= Exercise =
Identify and reproduce every line holding the string "true".

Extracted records
START
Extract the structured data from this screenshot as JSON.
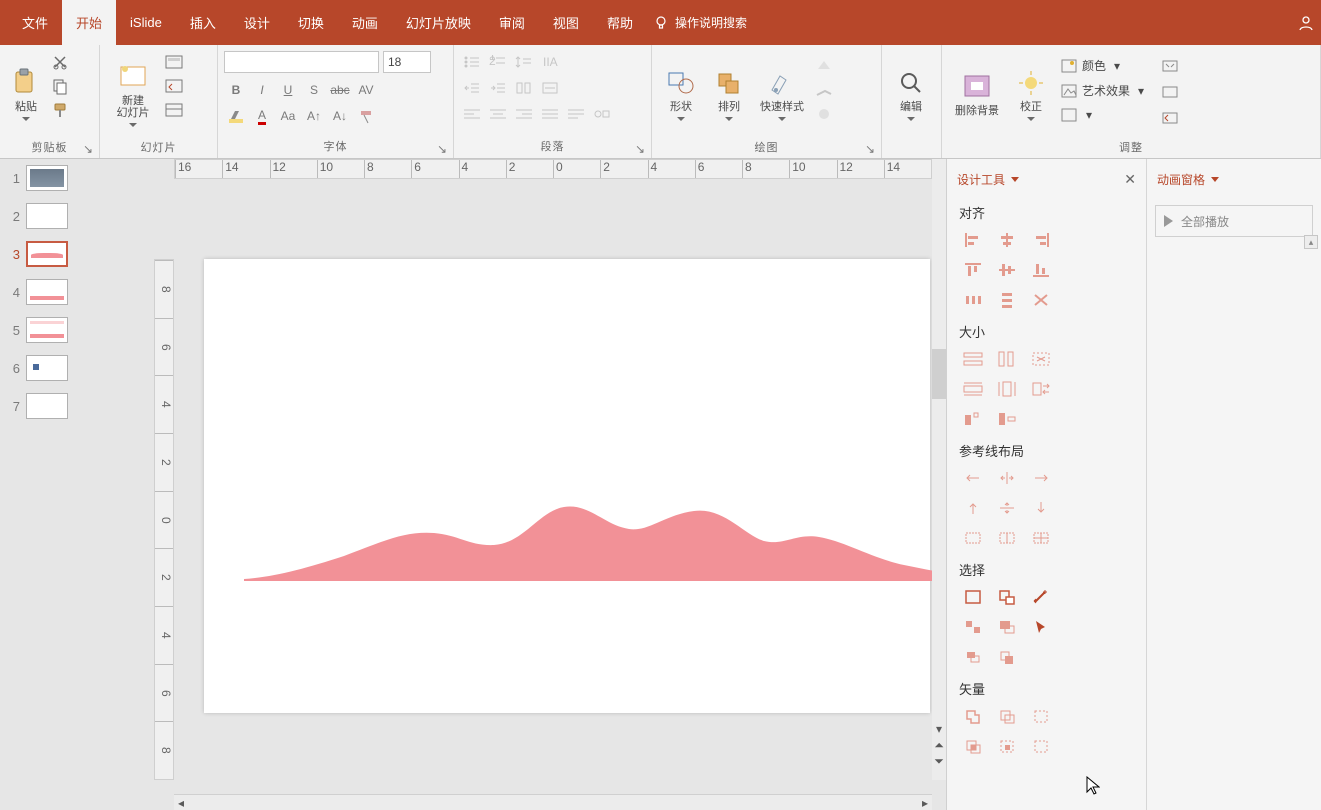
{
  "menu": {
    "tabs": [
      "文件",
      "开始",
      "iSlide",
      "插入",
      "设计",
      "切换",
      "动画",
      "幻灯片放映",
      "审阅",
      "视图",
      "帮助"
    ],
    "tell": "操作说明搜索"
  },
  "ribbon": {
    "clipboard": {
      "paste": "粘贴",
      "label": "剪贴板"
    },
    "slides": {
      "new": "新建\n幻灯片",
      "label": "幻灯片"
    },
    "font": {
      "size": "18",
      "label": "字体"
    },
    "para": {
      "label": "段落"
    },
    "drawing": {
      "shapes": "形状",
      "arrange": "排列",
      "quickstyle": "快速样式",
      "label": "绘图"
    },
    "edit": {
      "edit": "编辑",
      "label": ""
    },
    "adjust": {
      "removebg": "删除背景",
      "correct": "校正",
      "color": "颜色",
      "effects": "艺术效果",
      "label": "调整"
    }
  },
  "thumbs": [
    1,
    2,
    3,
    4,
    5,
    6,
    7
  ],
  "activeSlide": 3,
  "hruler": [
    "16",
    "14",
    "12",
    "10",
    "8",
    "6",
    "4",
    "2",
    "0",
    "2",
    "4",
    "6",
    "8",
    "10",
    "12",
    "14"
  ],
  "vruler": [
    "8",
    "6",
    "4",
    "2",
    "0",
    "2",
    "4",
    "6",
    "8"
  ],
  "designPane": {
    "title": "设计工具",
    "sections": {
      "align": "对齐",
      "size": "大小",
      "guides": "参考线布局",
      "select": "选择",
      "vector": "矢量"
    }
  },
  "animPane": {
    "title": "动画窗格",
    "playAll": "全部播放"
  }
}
END
START
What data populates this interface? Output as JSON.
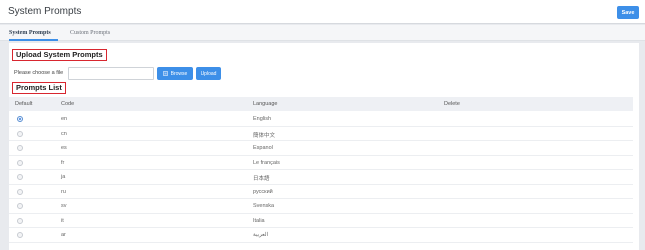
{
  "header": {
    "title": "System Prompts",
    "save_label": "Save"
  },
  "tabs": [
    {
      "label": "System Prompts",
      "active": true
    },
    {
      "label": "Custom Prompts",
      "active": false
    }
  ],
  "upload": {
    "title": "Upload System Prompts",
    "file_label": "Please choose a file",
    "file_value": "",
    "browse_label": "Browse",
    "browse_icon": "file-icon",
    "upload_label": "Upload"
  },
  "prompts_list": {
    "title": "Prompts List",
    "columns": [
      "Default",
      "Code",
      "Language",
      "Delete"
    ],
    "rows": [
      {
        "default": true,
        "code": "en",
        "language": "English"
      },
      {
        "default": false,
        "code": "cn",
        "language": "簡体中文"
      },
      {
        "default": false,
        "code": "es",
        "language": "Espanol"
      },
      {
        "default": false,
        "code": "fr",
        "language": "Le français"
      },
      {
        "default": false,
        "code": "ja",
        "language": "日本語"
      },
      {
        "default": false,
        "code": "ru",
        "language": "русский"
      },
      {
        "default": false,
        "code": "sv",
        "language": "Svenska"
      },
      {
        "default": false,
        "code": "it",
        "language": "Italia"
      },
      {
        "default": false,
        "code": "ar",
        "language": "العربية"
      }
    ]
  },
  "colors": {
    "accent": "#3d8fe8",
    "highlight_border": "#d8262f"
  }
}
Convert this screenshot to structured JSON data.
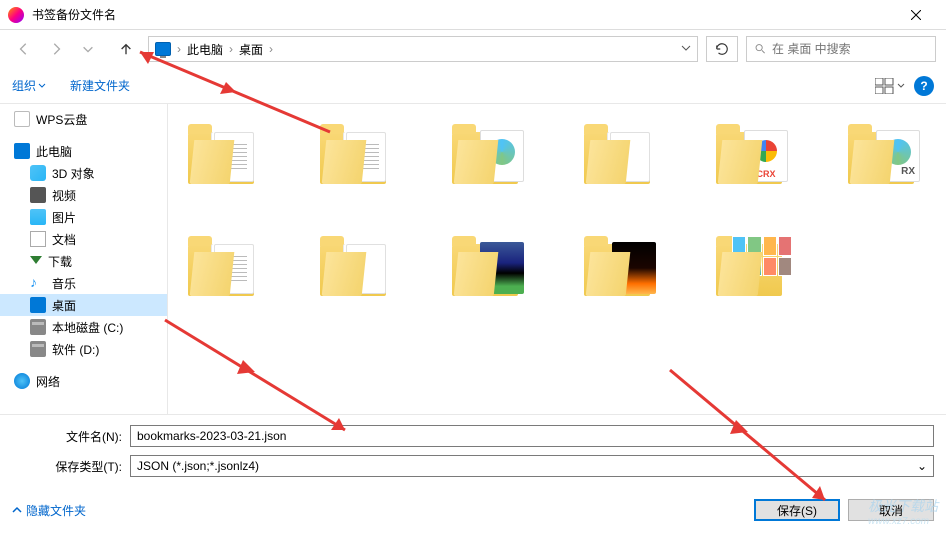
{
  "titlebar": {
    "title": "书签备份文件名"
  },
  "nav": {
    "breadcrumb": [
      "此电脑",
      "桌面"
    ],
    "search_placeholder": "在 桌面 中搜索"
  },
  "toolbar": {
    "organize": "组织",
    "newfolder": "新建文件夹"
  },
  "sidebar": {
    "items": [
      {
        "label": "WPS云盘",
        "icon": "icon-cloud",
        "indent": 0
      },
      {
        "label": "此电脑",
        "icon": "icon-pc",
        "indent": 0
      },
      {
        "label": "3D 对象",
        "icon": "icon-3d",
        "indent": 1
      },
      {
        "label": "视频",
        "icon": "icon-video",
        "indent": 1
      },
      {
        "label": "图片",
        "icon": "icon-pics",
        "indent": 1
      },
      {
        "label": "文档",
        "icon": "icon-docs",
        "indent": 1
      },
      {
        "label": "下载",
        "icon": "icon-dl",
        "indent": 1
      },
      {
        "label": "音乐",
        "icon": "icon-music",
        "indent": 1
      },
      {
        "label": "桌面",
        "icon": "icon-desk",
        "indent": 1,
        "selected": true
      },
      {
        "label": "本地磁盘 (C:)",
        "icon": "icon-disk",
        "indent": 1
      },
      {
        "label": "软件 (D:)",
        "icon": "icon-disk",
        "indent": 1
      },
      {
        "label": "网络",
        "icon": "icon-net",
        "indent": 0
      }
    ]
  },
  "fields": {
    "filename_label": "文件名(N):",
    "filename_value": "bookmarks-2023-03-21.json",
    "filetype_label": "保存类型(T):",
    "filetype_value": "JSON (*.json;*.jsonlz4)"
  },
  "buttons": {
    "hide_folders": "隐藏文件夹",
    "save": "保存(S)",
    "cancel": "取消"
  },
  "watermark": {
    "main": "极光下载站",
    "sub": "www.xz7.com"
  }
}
END
START
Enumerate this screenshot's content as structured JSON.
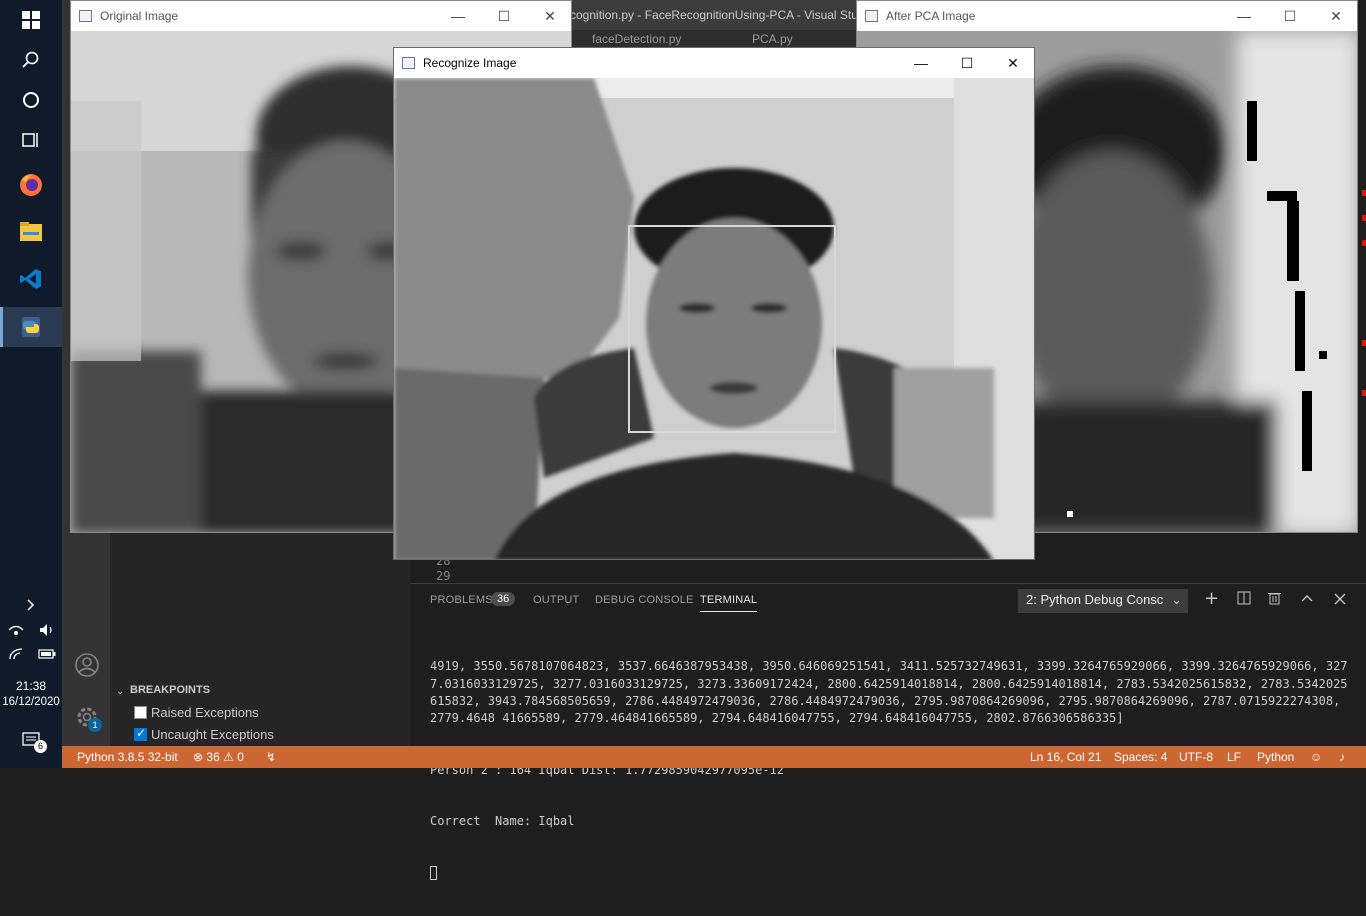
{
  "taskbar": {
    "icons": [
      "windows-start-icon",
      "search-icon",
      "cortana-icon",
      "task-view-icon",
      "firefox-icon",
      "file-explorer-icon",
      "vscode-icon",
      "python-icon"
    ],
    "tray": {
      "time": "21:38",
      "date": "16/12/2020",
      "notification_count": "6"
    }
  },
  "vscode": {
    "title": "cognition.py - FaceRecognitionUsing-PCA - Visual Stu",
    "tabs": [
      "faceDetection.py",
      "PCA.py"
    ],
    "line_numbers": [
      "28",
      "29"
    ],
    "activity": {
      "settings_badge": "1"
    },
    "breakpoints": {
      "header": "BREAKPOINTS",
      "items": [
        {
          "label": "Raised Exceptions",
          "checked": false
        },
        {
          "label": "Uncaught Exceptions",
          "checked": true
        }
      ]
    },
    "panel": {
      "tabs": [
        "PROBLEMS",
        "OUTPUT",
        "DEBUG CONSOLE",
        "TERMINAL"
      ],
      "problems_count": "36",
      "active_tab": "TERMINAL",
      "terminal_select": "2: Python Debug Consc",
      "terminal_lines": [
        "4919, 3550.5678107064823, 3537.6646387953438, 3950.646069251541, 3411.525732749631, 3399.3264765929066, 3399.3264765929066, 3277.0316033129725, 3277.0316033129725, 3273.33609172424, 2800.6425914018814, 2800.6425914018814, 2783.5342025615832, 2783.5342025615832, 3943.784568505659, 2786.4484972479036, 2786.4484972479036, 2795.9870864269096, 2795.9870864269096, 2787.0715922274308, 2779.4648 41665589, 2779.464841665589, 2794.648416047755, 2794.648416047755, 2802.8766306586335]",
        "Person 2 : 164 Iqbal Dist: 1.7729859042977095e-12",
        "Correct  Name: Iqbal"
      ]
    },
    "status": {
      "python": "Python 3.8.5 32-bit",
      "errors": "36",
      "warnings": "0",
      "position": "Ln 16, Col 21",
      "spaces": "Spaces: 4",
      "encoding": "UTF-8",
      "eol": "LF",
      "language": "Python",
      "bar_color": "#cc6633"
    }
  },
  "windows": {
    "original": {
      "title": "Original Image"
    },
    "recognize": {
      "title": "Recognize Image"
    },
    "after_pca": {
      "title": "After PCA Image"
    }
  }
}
END
= Answer to this exercise =
      "active": true
        "default": true,
        "selected": true
          "checked": true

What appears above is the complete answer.